Hamburg. Der berühmte Vater wollte verhindern, dass er sich viel mit Fernsehen beschäftigt. Doch er bewirkte bei Brandt damit das Gegenteil.
Er hat „TV Total“ mit Stefan Raab genauso ins deutsche Fernsehen gebracht, wie, über Umwege, Big Brother: Borris Brandt hat ein Stück TV-Geschichte geschrieben. Jetzt arbeitet der Hamburger wieder in der Stadt, in die er unbedingt mit 50 zurückkehren wollte – und zwar für den Fernsehsender Hamburg 1. In unserer Reihe „Entscheider treffen Haider“ erzählt er, wie es dazu gekommen ist, warum seine Großeltern eine so wichtige Rolle in seinem Leben gespielt haben und wie er mit einer Anzeige im Hamburger Abendblatt das erste Mal ins Fernsehen gekommen ist. Zu hören unter www.abendblatt.de/entscheider
Das sagt Borris Brandt über …
… seinen Vornamen, der sich ungewöhnlich, nämlich mit zwei R schreibt: „Das ist eine Entscheidung meiner Großeltern gewesen. Mein Vater war sehr jung, als meine Mutter mit mir schwanger war, und er hat wohl überlegt, ob sie mich überhaupt bekommen sollten. Meine Großeltern haben damals dafür gesorgt, dass es nicht zu einer Abtreibung gekommen ist und sich dann auch um die anderen Sachen in meinem Leben gekümmert, unter anderem um meinen Namen. Meine Großmutter hatte auf einem Friedhof in Ostfriesland die Inschrift ,Kapitän Borris fuhr zur See‘ auf einem Grabstein entdeckt, und fand den Namen so gut, dass sie ihn für mich auswählte. Und weil mein Opa zu der Zeit beruflich in New York war, heiße ich mit zweiten Namen York.“
… die Flucht von zu Hause und die Rettung durch die Großeltern: „Ich bin mit 14 Jahren von zu Hause weg, weil ich das Schauspielerleben meiner Eltern mit dem ewigen Umziehen leidhatte. Ich bin nach einem großen Streit mit den beiden schwarz mit der Bahn von Karlsruhe, wo wir damals lebten, nach Hamburg gefahren und mit der U-Bahn weiter zu meinen Großeltern nach Volksdorf. Weil es früh war, und meine Großeltern noch schliefen, habe ich mich dort erst mal auf die Terrasse gesetzt. Irgendwann kam meine Großmutter raus, sah mich und sagte: ‚Das haben wir uns schon gedacht, dass du zu uns kommst.‘ Dann waren die beiden so nett, dass sie mir ein Internat in St. Peter-Ording bezahlten – und für mich war die Welt wieder in Ordnung. Das Leben im Norden und das Zusammensein mit meinen Großeltern war immer das Schönste. Deshalb habe ich vor ein paar Jahren auch versucht, das Haus meiner Großeltern zu kaufen, was mir leider nicht gelungen ist. Aber wir haben zum Glück eine Heimat in unmittelbarer Nähe gefunden, und deshalb wohne ich seit zwölf Jahren selbst in Volksdorf.“
… sein Verhältnis zu seinem Vater, dem berühmten Volker Brandt: „Mit meinem Vater habe ich mich vor 20 Jahren ausgesprochen, wir haben inzwischen ein gutes Verhältnis. Ich kann heute verstehen, dass meine Eltern damals mit mir überfordert worden, sie waren 17 und 22, als ich zur Welt kam, und ich war sicher kein einfaches Kind. Aber am Ende bin ich durch all das, was ich mit ihnen erlebt habe, zu dem geworden, der ich bin, und dafür bin ich ihnen dankbar.

**Erwartete Leistung:** Wo hat die Großmutter laut Textauszug den Namen Borris entdeckt? Die Datensätze stehen in keinem Zusammenhang mit dem Textauszug.

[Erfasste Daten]
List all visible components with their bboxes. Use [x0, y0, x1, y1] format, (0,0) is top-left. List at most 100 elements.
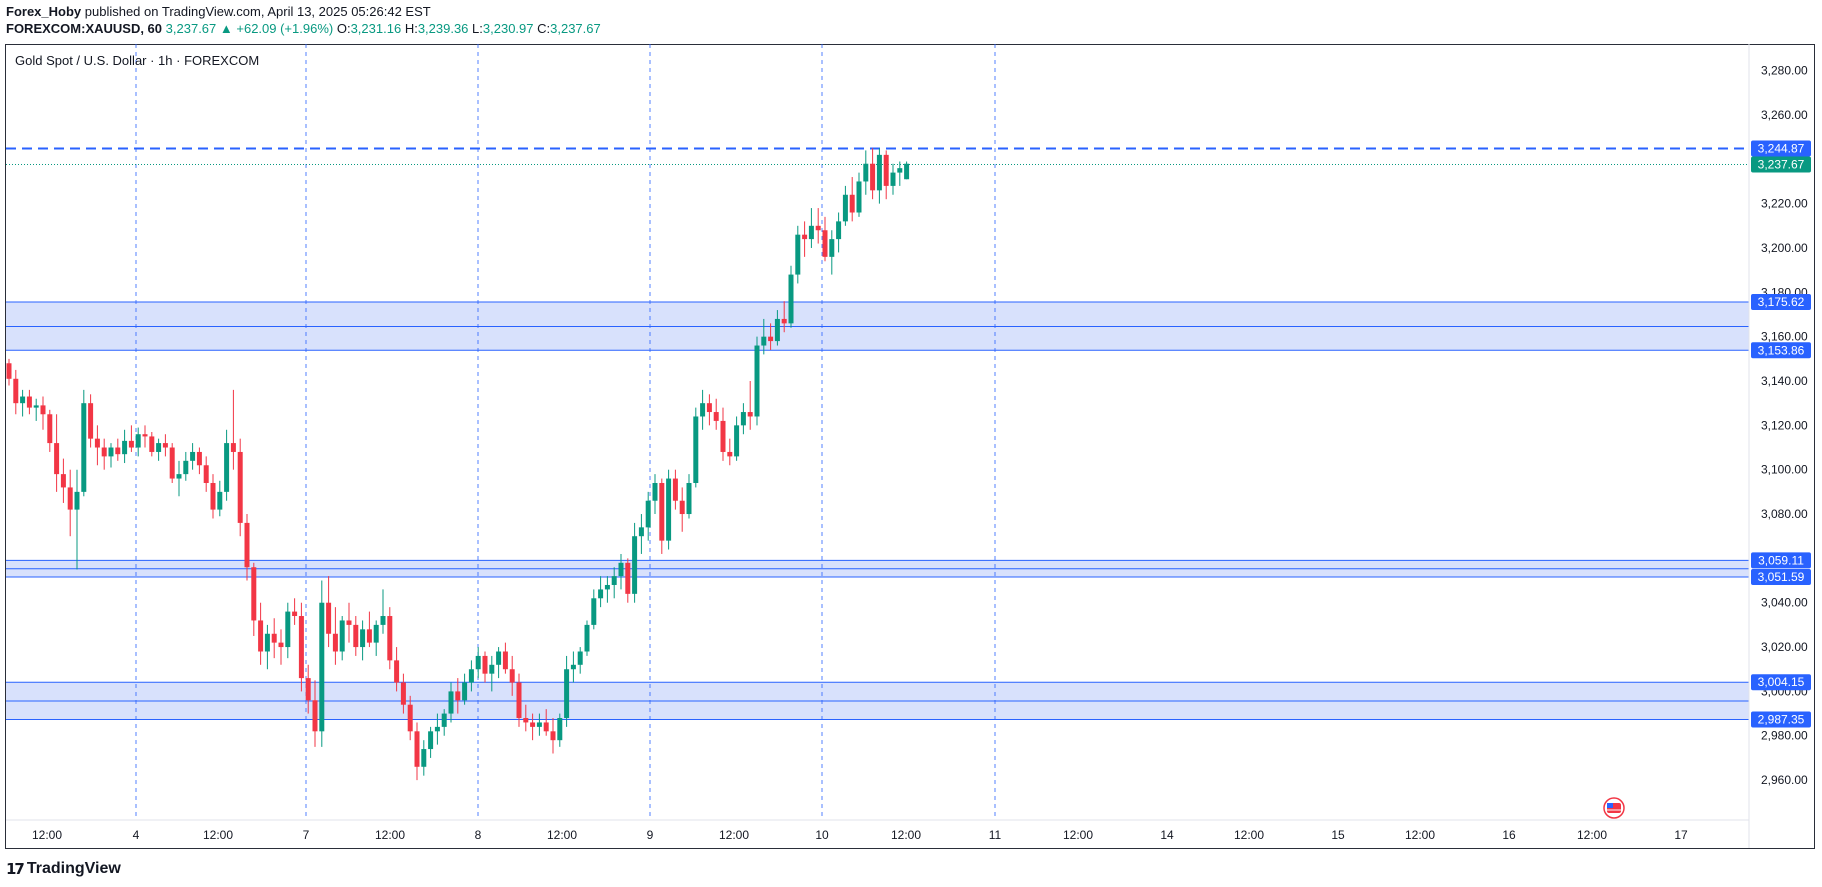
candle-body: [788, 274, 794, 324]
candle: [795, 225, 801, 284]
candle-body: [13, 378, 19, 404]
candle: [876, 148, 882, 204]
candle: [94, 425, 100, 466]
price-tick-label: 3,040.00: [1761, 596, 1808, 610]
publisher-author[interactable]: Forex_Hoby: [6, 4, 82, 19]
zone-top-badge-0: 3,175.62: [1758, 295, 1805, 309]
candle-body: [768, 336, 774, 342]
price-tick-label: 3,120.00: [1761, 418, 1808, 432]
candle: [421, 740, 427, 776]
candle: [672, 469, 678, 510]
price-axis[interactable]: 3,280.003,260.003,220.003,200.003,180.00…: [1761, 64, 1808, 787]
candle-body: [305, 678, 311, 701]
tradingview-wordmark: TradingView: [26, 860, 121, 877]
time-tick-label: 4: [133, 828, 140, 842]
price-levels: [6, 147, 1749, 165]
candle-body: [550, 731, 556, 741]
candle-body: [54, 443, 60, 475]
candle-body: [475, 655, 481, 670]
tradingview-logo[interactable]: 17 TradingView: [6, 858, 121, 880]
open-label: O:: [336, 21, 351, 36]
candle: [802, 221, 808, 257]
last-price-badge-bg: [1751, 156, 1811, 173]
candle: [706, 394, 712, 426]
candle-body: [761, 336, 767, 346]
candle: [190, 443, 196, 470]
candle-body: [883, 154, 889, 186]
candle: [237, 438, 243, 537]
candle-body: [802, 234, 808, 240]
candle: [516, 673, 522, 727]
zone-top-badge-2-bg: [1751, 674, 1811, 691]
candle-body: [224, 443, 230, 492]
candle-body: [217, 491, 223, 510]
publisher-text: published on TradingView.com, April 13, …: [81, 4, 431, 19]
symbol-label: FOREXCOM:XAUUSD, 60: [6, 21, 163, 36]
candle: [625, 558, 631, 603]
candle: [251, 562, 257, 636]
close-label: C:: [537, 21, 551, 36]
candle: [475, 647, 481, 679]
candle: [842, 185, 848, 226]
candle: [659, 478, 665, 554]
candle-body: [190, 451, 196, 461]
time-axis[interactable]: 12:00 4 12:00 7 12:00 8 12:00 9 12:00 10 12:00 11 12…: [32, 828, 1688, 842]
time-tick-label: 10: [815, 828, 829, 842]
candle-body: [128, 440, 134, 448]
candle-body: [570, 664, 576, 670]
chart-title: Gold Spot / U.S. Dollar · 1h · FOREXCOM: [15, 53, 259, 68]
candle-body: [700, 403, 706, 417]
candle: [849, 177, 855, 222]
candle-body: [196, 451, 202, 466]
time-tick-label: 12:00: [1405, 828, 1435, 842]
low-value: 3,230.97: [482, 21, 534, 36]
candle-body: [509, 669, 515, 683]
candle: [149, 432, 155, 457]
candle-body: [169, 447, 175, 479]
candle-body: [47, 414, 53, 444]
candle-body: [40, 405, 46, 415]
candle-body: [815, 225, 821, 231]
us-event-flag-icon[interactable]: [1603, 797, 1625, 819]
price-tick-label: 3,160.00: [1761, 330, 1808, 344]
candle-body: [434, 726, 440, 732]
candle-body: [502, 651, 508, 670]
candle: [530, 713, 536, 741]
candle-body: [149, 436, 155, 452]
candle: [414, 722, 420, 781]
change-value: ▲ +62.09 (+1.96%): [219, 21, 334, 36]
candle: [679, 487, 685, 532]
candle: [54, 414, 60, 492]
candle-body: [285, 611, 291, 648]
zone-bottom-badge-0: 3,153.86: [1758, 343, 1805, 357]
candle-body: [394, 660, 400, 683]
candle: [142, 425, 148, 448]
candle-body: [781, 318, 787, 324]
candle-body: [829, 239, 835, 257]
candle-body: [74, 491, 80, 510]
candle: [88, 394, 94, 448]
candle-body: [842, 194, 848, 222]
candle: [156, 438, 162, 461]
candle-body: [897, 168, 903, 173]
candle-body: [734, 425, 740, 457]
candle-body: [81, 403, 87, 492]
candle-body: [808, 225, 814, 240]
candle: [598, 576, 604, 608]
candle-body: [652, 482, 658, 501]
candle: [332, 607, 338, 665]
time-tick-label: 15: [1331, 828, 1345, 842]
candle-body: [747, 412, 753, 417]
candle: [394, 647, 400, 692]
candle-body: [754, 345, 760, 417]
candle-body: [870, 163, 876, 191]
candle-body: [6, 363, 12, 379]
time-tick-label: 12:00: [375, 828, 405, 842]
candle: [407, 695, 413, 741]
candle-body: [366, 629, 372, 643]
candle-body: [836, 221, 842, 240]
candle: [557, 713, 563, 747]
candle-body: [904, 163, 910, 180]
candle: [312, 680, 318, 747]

**Übungsergebnis:** Auf einem Grabstein auf einem Friedhof in Ostfriesland.